Page extract:
┌────────

Re: [bug report] iommu/arm-smmu-v3: Event cannot be printed in some scenarios

From: Baolu Lu
Date: Mon Aug 05 2024 - 20:09:42 EST


On 2024/8/5 23:32, Pranjal Shrivastava wrote:
On Mon, Aug 05, 2024 at 01:30:01PM +0100, Will Deacon wrote:
On Mon, Aug 05, 2024 at 08:13:09PM +0800, Kunkun Jiang wrote:
On 2024/8/2 22:38, Pranjal Shrivastava wrote:
Hey,
On Mon, Jul 29, 2024 at 11:02 AM Baolu Lu<baolu.lu@xxxxxxxxxxxxxxx> wrote:
On 2024/7/24 18:24, Will Deacon wrote:
On Wed, Jul 24, 2024 at 05:22:59PM +0800, Kunkun Jiang wrote:
On 2024/7/24 9:42, Kunkun Jiang wrote:
drivers/iommu/arm/arm-smmu-v3/arm-smmu-v3.c
1797 while (!queue_remove_raw(q, evt)) {
1798 u8 id = FIELD_GET(EVTQ_0_ID, evt[0]);
1799
1800 ret = arm_smmu_handle_evt(smmu, evt);
1801 if (!ret || !__ratelimit(&rs))
1802 continue;
1803
1804 dev_info(smmu->dev, "event 0x%02x
received:\n", id);
1805 for (i = 0; i < ARRAY_SIZE(evt); ++i)
1806 dev_info(smmu->dev, "\t0x%016llx\n",
1807 (unsigned long
long)evt[i]);
1808
1809 cond_resched();
1810 }

The smmu-v3 driver cannot print event information when "ret" is 0.
Unfortunately due to commit 3dfa64aecbaf
("iommu: Make iommu_report_device_fault() return void"), the default
return value in arm_smmu_handle_evt() is 0. Maybe a trace should
be added here?
Additional explanation. Background introduction:
1.A device(VF) is passthrough(VFIO-PCI) to a VM.
2.The SMMU has the stall feature.
3.Modified guest device driver to generate an event.

This event handling process is as follows:
arm_smmu_evtq_thread
ret = arm_smmu_handle_evt
iommu_report_device_fault
iopf_param = iopf_get_dev_fault_param(dev);
// iopf is not enabled.

└────────

Data supplied:
┌────────

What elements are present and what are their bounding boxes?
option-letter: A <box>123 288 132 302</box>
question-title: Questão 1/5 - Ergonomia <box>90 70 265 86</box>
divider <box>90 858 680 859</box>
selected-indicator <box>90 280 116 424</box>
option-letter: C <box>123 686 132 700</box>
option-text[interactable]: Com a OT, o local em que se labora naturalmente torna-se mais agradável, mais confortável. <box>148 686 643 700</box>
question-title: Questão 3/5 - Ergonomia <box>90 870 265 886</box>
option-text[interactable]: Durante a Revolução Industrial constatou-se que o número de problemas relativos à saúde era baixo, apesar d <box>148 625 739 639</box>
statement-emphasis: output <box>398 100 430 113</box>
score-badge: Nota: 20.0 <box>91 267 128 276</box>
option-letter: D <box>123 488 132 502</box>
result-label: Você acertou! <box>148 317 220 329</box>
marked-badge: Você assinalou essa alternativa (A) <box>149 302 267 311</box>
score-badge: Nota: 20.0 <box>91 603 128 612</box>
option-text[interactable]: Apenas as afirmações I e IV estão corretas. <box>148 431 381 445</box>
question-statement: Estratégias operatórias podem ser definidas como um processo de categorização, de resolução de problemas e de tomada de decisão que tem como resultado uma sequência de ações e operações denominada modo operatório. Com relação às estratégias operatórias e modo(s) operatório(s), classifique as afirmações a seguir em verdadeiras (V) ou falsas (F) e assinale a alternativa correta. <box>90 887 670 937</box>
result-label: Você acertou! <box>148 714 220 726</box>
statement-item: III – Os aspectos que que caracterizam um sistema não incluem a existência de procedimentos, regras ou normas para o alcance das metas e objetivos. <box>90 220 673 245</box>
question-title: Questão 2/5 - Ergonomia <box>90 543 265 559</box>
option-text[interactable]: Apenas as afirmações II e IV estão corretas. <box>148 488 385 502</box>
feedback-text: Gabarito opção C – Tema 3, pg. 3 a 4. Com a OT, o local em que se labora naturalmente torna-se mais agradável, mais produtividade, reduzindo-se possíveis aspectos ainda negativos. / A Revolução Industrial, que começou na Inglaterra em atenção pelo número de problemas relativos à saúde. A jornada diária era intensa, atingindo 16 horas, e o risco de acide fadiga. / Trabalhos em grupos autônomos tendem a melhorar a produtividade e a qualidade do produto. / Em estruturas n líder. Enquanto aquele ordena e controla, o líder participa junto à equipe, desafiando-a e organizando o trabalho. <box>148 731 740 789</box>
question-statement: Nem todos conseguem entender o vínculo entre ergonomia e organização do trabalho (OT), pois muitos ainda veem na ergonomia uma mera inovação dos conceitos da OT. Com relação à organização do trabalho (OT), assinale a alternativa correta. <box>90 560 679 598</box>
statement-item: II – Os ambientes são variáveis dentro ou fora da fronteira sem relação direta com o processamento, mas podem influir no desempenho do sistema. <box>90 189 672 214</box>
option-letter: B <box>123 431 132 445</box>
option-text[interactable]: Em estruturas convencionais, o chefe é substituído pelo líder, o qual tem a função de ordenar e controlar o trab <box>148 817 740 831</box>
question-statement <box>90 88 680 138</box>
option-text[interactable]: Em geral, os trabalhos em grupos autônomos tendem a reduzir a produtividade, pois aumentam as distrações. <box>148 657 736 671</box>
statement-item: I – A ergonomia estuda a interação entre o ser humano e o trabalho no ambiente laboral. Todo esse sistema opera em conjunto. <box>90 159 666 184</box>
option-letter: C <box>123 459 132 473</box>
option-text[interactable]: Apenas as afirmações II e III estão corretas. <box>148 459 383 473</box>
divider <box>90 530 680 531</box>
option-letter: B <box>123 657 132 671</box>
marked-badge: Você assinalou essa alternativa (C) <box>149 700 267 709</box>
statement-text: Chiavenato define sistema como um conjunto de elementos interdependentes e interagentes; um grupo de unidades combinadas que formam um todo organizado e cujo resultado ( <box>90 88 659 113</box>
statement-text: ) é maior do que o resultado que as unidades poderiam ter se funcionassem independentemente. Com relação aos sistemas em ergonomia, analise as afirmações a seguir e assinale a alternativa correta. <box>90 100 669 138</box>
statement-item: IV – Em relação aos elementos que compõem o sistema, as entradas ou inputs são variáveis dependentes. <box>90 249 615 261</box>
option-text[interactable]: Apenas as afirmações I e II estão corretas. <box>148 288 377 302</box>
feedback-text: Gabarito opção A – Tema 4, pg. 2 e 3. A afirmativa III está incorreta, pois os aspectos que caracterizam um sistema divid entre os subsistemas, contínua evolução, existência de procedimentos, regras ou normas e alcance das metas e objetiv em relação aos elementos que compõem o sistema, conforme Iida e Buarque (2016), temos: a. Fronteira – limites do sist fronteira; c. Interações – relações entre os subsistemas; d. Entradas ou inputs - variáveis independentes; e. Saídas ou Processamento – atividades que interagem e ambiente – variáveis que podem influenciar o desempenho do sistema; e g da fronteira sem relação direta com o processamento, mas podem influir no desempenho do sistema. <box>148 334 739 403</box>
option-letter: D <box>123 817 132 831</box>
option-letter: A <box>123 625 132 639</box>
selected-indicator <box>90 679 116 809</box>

└────────

To-do list:
1 > Please extract a passage from the SMMU bug-report thread word for word, beginning at the words "This event handling" and stopping after "is not enabled.".
2 > Name every distinct person who appears in the SMMU bug-report thread as the sender or as the writer of a quoted message.
The data is separate material, apart from the SMMU bug-report thread.

Final answers:
1 >
This event handling process is as follows:
arm_smmu_evtq_thread
ret = arm_smmu_handle_evt
iommu_report_device_fault
iopf_param = iopf_get_dev_fault_param(dev);
// iopf is not enabled.

2 >
Baolu Lu
Pranjal Shrivastava
Will Deacon
Kunkun Jiang